→ INSTRUCTION
Count the lines below that contain the word "Power", and give only that number.
--- Begin ---
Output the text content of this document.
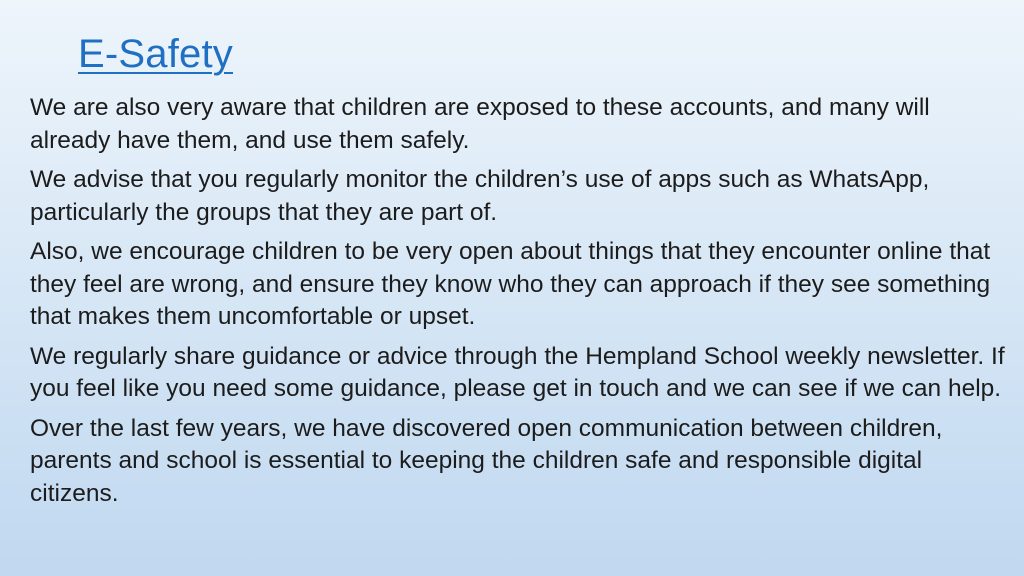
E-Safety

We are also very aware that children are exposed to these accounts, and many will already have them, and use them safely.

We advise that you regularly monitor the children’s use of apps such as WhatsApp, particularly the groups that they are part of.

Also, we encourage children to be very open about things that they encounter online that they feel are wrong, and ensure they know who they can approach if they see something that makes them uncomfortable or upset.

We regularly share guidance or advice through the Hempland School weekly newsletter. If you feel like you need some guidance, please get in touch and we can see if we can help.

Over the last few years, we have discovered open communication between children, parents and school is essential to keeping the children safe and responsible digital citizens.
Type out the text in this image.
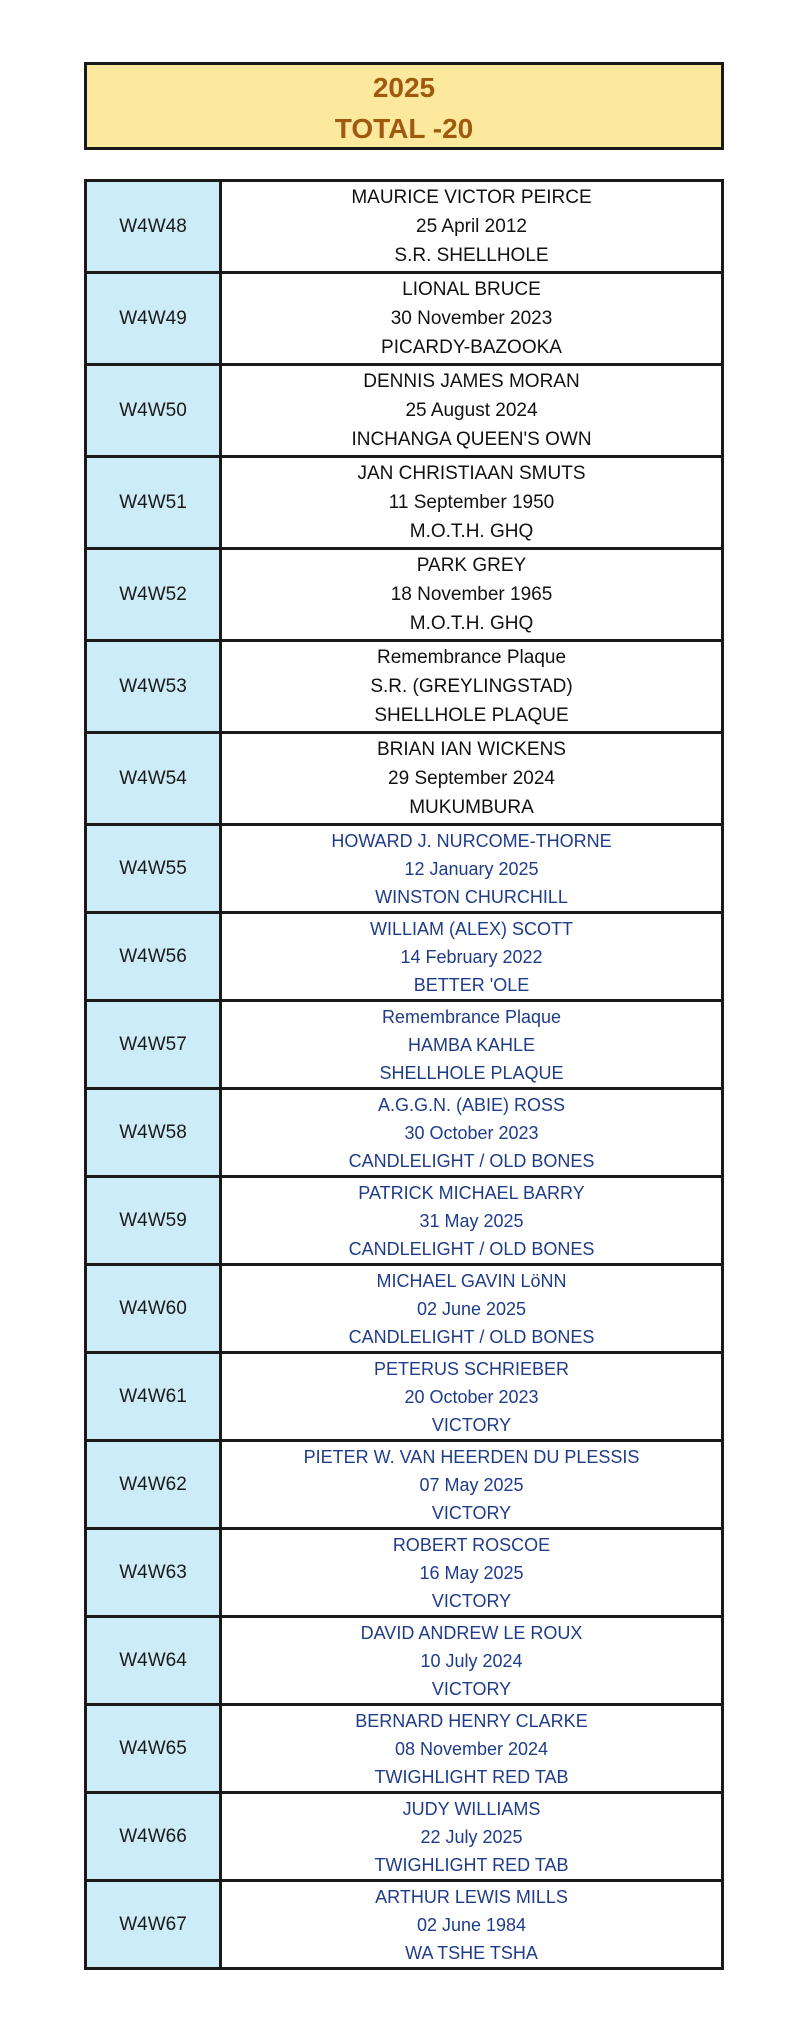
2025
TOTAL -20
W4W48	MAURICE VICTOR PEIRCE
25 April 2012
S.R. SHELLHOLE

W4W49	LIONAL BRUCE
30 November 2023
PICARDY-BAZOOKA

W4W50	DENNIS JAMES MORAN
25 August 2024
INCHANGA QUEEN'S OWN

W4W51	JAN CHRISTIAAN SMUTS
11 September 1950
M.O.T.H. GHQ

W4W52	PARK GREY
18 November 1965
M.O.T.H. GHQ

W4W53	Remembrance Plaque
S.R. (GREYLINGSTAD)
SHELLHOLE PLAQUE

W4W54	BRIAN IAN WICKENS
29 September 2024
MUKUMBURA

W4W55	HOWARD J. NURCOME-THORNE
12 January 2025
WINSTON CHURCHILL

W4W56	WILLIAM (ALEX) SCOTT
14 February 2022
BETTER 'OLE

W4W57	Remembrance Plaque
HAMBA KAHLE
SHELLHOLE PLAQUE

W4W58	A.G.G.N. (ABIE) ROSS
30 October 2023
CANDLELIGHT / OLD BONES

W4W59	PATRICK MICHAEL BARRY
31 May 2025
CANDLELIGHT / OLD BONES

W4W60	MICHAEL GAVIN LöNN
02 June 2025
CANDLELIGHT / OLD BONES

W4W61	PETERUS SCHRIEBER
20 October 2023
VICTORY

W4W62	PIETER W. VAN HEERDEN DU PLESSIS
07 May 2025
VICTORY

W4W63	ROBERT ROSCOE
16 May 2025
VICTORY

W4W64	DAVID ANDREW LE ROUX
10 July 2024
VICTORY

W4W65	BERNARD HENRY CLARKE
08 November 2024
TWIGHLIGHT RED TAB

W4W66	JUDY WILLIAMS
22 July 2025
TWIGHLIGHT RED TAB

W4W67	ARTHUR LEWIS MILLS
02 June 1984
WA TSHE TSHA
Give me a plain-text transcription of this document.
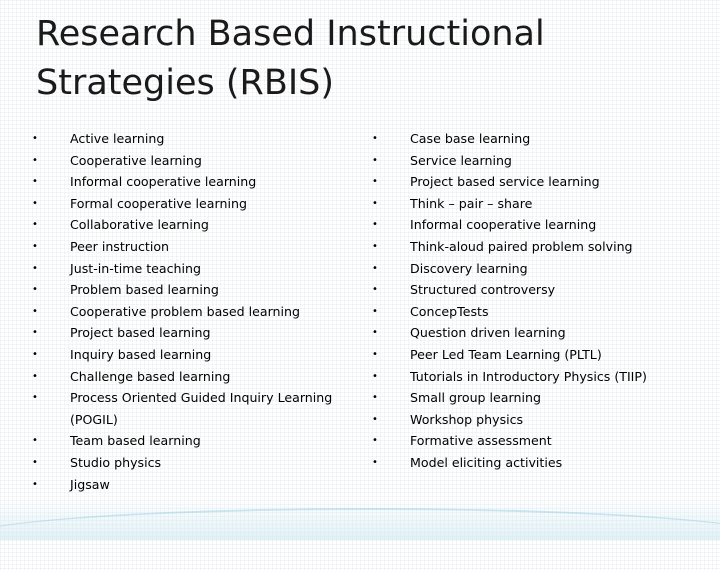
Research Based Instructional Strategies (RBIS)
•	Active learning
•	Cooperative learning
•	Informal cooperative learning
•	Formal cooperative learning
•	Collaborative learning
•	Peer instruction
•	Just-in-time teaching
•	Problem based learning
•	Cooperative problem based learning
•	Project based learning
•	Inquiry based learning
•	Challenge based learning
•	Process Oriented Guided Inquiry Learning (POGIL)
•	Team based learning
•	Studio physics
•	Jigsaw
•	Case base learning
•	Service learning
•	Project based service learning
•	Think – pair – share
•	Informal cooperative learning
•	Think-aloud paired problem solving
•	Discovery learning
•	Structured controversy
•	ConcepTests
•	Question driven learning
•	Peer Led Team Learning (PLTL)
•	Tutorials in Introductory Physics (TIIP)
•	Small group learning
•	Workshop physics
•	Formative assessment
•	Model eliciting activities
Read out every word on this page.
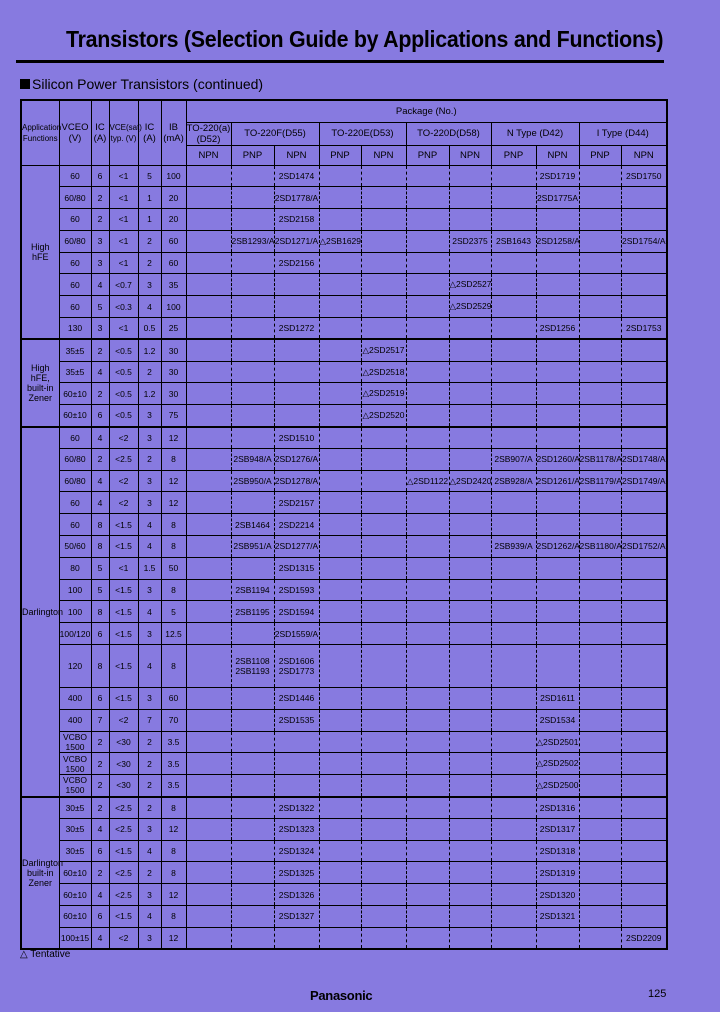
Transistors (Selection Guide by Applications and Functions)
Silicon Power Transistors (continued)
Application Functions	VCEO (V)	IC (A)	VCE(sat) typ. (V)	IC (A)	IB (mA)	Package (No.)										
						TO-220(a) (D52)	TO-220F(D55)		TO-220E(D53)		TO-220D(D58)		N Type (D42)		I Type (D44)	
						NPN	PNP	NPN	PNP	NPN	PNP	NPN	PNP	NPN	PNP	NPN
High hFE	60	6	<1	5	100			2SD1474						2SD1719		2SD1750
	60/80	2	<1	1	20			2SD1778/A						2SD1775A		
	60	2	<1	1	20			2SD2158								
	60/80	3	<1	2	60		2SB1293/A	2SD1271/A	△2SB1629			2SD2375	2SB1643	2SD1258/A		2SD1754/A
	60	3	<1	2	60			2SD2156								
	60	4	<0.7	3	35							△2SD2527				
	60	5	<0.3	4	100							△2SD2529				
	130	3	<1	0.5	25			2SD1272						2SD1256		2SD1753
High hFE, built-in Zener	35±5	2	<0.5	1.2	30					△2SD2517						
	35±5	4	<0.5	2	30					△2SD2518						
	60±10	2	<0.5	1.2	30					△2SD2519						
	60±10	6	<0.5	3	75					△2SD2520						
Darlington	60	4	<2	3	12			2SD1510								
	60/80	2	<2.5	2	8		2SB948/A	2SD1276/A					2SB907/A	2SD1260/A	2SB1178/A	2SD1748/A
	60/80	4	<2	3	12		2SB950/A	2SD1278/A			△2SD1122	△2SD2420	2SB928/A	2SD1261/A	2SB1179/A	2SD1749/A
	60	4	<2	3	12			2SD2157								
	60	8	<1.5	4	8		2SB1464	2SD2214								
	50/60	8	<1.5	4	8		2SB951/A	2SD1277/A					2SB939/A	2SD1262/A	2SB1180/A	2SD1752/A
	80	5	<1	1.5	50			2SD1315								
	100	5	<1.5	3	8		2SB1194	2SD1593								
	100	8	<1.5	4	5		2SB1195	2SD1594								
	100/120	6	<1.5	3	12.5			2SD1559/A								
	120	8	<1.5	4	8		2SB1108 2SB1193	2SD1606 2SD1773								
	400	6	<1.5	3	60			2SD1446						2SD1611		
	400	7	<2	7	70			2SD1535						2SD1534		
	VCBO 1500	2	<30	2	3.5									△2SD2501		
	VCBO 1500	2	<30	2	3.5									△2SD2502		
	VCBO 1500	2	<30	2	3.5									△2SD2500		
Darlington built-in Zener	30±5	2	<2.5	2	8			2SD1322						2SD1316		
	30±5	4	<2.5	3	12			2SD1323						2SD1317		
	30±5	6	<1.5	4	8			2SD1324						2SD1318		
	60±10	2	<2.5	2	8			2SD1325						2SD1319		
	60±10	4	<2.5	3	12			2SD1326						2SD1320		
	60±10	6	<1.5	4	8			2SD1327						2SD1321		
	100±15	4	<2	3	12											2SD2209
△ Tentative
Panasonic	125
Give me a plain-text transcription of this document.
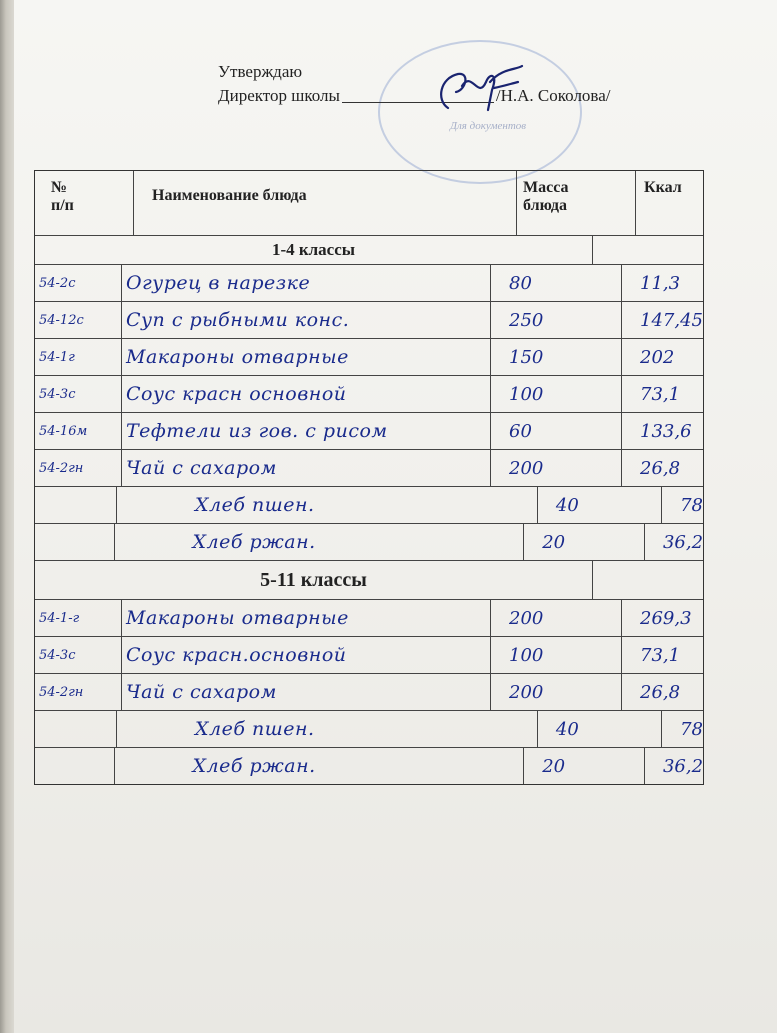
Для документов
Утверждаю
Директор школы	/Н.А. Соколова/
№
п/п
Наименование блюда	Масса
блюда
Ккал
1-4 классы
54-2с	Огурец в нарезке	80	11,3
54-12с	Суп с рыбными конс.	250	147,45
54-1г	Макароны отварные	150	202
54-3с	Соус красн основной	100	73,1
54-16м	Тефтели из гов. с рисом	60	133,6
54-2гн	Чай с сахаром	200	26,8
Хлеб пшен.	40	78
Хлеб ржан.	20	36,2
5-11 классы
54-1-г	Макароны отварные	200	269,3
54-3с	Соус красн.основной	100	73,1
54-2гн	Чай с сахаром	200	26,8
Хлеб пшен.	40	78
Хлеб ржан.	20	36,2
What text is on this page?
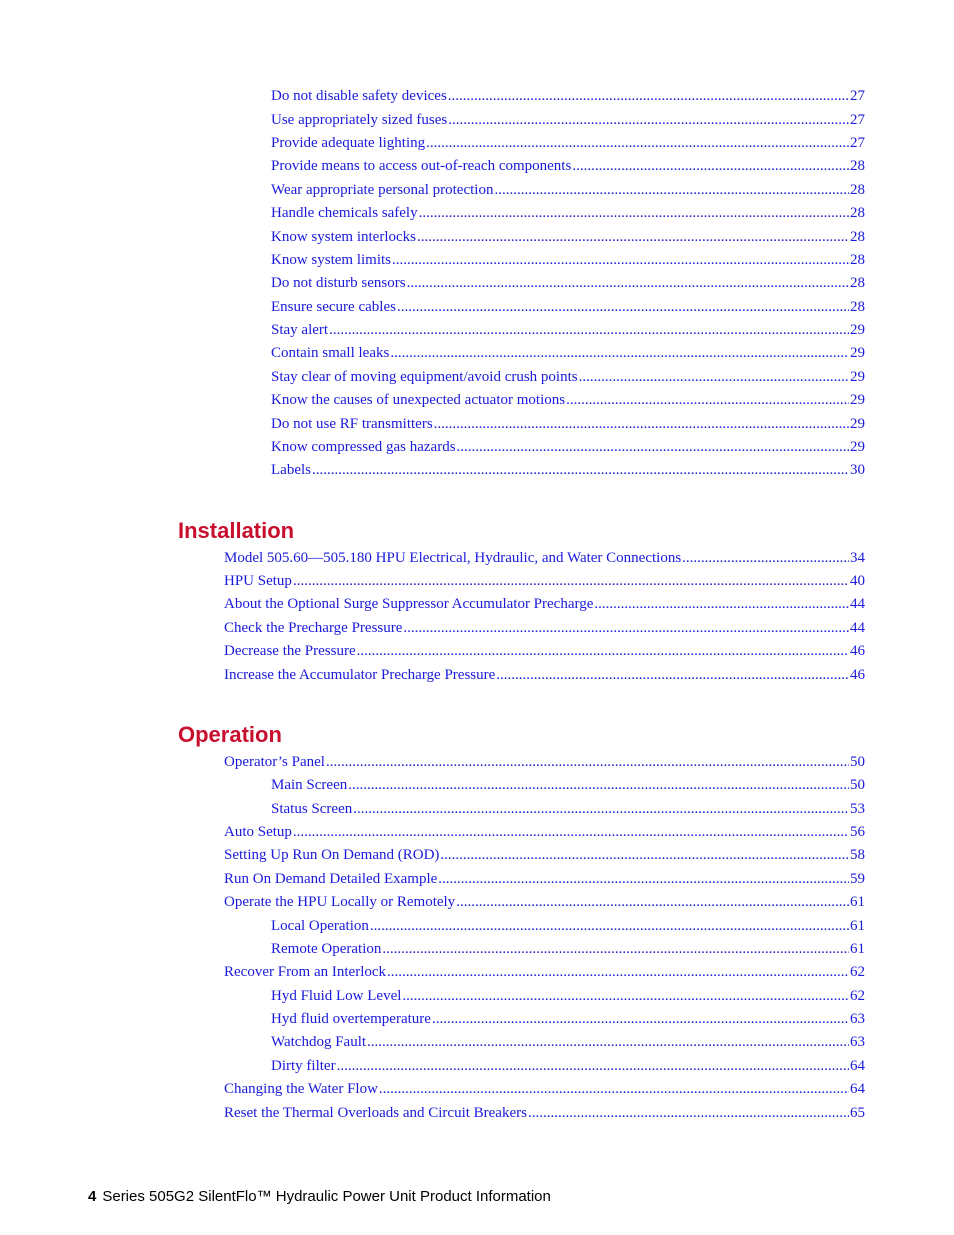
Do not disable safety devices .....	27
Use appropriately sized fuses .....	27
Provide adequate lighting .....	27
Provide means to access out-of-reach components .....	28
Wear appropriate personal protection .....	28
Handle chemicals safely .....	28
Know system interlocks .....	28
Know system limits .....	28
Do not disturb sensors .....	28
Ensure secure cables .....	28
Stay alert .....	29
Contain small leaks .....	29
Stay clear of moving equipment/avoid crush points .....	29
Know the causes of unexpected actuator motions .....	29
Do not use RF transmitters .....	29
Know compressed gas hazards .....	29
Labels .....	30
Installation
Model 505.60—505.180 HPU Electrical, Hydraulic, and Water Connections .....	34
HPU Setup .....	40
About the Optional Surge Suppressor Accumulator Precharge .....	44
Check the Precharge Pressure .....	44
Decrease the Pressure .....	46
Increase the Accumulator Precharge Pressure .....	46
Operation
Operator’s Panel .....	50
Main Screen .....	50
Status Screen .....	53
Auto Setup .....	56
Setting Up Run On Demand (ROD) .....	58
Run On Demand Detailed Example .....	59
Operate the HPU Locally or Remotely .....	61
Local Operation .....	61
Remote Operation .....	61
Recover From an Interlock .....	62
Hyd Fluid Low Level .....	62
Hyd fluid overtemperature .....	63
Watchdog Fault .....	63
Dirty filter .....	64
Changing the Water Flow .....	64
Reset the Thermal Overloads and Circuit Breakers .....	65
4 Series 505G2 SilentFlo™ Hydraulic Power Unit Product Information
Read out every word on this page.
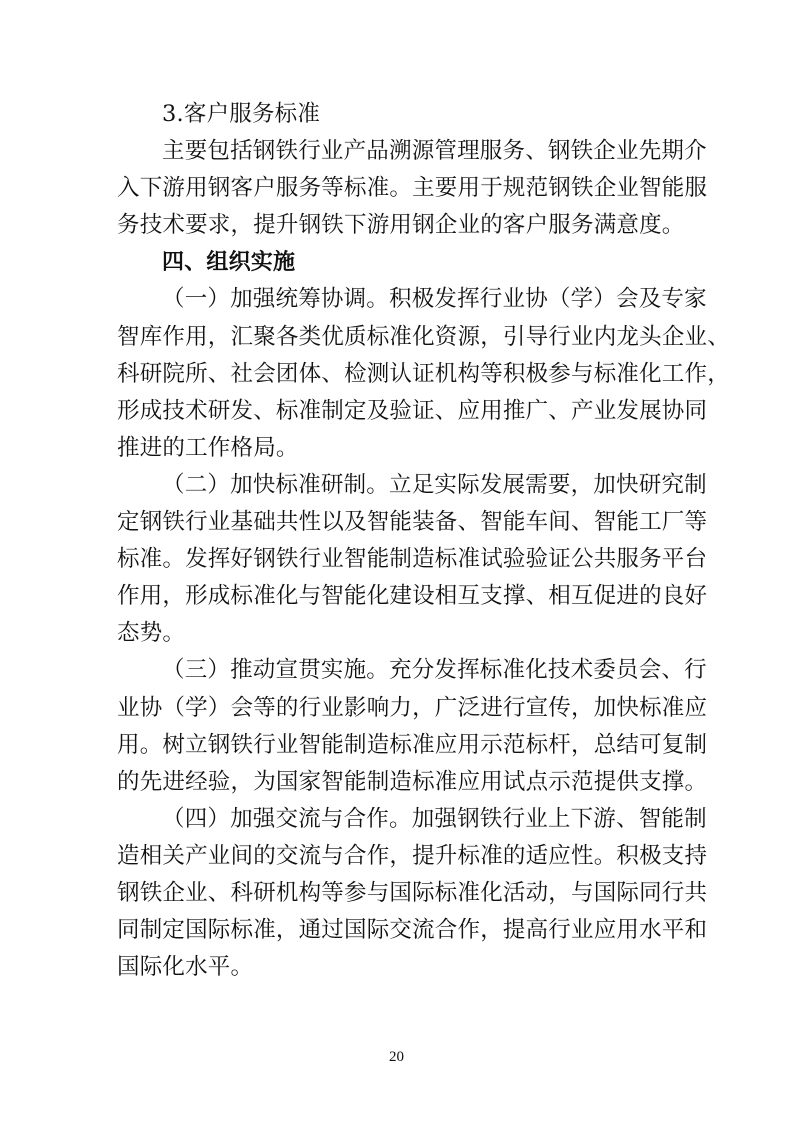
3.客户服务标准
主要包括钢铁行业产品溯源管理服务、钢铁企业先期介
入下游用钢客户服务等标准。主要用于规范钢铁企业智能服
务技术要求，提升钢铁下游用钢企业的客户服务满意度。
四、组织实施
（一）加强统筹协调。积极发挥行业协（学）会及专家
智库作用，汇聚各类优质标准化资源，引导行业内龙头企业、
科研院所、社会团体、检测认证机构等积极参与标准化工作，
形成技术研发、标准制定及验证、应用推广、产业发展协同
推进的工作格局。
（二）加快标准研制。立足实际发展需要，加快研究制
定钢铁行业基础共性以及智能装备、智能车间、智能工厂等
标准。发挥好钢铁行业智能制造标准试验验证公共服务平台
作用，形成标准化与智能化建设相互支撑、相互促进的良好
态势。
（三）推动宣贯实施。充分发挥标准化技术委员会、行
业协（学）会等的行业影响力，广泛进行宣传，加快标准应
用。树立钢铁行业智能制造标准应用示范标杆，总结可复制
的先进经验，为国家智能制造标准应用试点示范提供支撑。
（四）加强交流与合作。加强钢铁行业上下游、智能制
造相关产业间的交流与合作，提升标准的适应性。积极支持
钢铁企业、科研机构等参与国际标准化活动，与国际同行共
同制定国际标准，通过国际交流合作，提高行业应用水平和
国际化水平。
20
--- End ---
→ EXERCISE OUTPUT
2